Report every line in the listing below where the string "data" shows up.

** Start of Supplied material **

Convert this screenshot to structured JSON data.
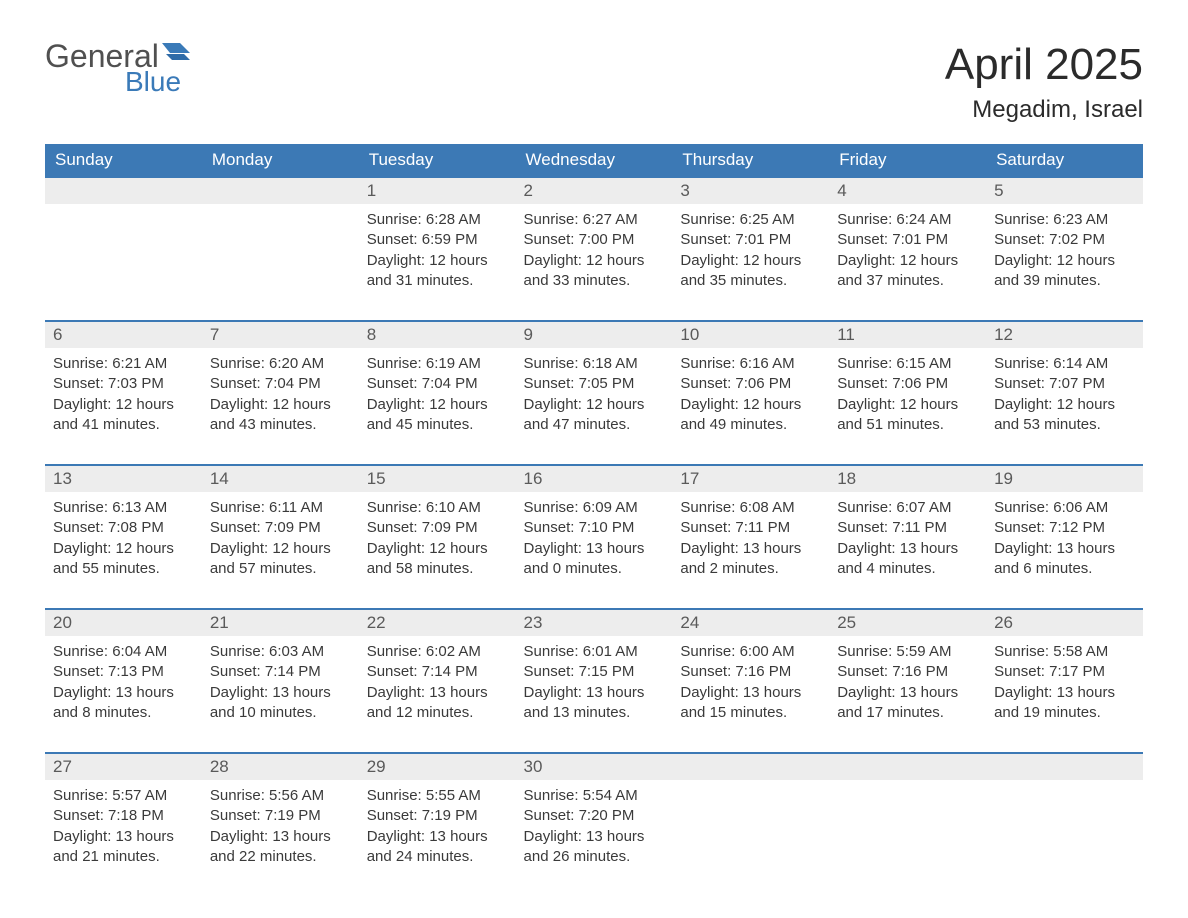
{
  "brand": {
    "general": "General",
    "blue": "Blue"
  },
  "colors": {
    "header_bg": "#3c79b5",
    "header_text": "#ffffff",
    "daynum_bg": "#ededed",
    "daynum_text": "#5a5a5a",
    "border": "#3c79b5",
    "logo_general": "#505050",
    "logo_blue": "#3a7ab8",
    "body_text": "#3a3a3a",
    "background": "#ffffff"
  },
  "title": "April 2025",
  "location": "Megadim, Israel",
  "weekdays": [
    "Sunday",
    "Monday",
    "Tuesday",
    "Wednesday",
    "Thursday",
    "Friday",
    "Saturday"
  ],
  "layout": {
    "cols": 7,
    "rows": 5,
    "first_day_col": 2,
    "days_in_month": 30
  },
  "labels": {
    "sunrise": "Sunrise: ",
    "sunset": "Sunset: ",
    "daylight": "Daylight: "
  },
  "days": [
    {
      "n": 1,
      "sunrise": "6:28 AM",
      "sunset": "6:59 PM",
      "daylight": "12 hours and 31 minutes."
    },
    {
      "n": 2,
      "sunrise": "6:27 AM",
      "sunset": "7:00 PM",
      "daylight": "12 hours and 33 minutes."
    },
    {
      "n": 3,
      "sunrise": "6:25 AM",
      "sunset": "7:01 PM",
      "daylight": "12 hours and 35 minutes."
    },
    {
      "n": 4,
      "sunrise": "6:24 AM",
      "sunset": "7:01 PM",
      "daylight": "12 hours and 37 minutes."
    },
    {
      "n": 5,
      "sunrise": "6:23 AM",
      "sunset": "7:02 PM",
      "daylight": "12 hours and 39 minutes."
    },
    {
      "n": 6,
      "sunrise": "6:21 AM",
      "sunset": "7:03 PM",
      "daylight": "12 hours and 41 minutes."
    },
    {
      "n": 7,
      "sunrise": "6:20 AM",
      "sunset": "7:04 PM",
      "daylight": "12 hours and 43 minutes."
    },
    {
      "n": 8,
      "sunrise": "6:19 AM",
      "sunset": "7:04 PM",
      "daylight": "12 hours and 45 minutes."
    },
    {
      "n": 9,
      "sunrise": "6:18 AM",
      "sunset": "7:05 PM",
      "daylight": "12 hours and 47 minutes."
    },
    {
      "n": 10,
      "sunrise": "6:16 AM",
      "sunset": "7:06 PM",
      "daylight": "12 hours and 49 minutes."
    },
    {
      "n": 11,
      "sunrise": "6:15 AM",
      "sunset": "7:06 PM",
      "daylight": "12 hours and 51 minutes."
    },
    {
      "n": 12,
      "sunrise": "6:14 AM",
      "sunset": "7:07 PM",
      "daylight": "12 hours and 53 minutes."
    },
    {
      "n": 13,
      "sunrise": "6:13 AM",
      "sunset": "7:08 PM",
      "daylight": "12 hours and 55 minutes."
    },
    {
      "n": 14,
      "sunrise": "6:11 AM",
      "sunset": "7:09 PM",
      "daylight": "12 hours and 57 minutes."
    },
    {
      "n": 15,
      "sunrise": "6:10 AM",
      "sunset": "7:09 PM",
      "daylight": "12 hours and 58 minutes."
    },
    {
      "n": 16,
      "sunrise": "6:09 AM",
      "sunset": "7:10 PM",
      "daylight": "13 hours and 0 minutes."
    },
    {
      "n": 17,
      "sunrise": "6:08 AM",
      "sunset": "7:11 PM",
      "daylight": "13 hours and 2 minutes."
    },
    {
      "n": 18,
      "sunrise": "6:07 AM",
      "sunset": "7:11 PM",
      "daylight": "13 hours and 4 minutes."
    },
    {
      "n": 19,
      "sunrise": "6:06 AM",
      "sunset": "7:12 PM",
      "daylight": "13 hours and 6 minutes."
    },
    {
      "n": 20,
      "sunrise": "6:04 AM",
      "sunset": "7:13 PM",
      "daylight": "13 hours and 8 minutes."
    },
    {
      "n": 21,
      "sunrise": "6:03 AM",
      "sunset": "7:14 PM",
      "daylight": "13 hours and 10 minutes."
    },
    {
      "n": 22,
      "sunrise": "6:02 AM",
      "sunset": "7:14 PM",
      "daylight": "13 hours and 12 minutes."
    },
    {
      "n": 23,
      "sunrise": "6:01 AM",
      "sunset": "7:15 PM",
      "daylight": "13 hours and 13 minutes."
    },
    {
      "n": 24,
      "sunrise": "6:00 AM",
      "sunset": "7:16 PM",
      "daylight": "13 hours and 15 minutes."
    },
    {
      "n": 25,
      "sunrise": "5:59 AM",
      "sunset": "7:16 PM",
      "daylight": "13 hours and 17 minutes."
    },
    {
      "n": 26,
      "sunrise": "5:58 AM",
      "sunset": "7:17 PM",
      "daylight": "13 hours and 19 minutes."
    },
    {
      "n": 27,
      "sunrise": "5:57 AM",
      "sunset": "7:18 PM",
      "daylight": "13 hours and 21 minutes."
    },
    {
      "n": 28,
      "sunrise": "5:56 AM",
      "sunset": "7:19 PM",
      "daylight": "13 hours and 22 minutes."
    },
    {
      "n": 29,
      "sunrise": "5:55 AM",
      "sunset": "7:19 PM",
      "daylight": "13 hours and 24 minutes."
    },
    {
      "n": 30,
      "sunrise": "5:54 AM",
      "sunset": "7:20 PM",
      "daylight": "13 hours and 26 minutes."
    }
  ]
}
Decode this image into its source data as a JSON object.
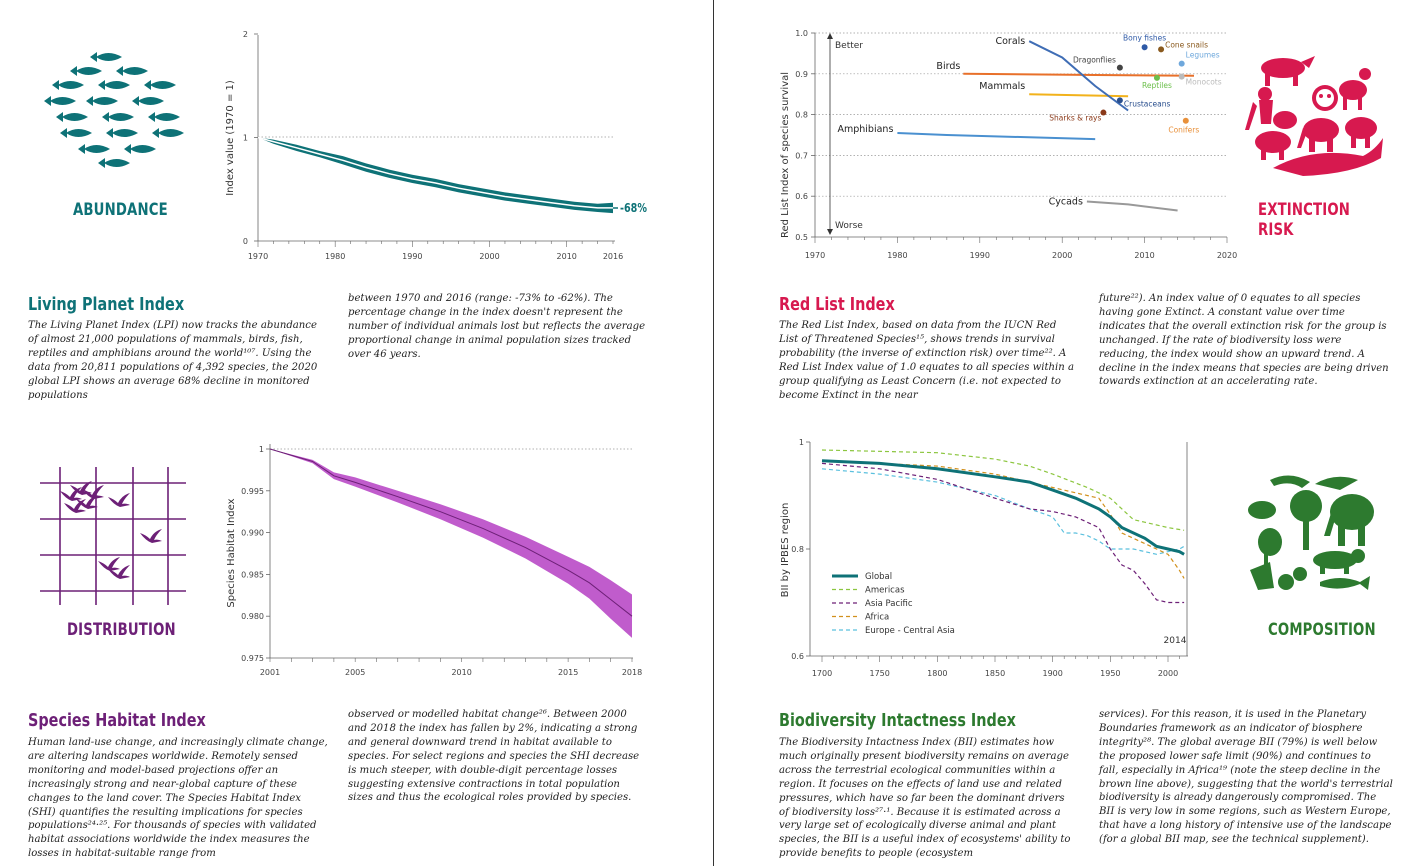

** End of Supplied material **

Task answer:
Convert this screenshot to structured JSON data.
Decode this image into its source data as a JSON object.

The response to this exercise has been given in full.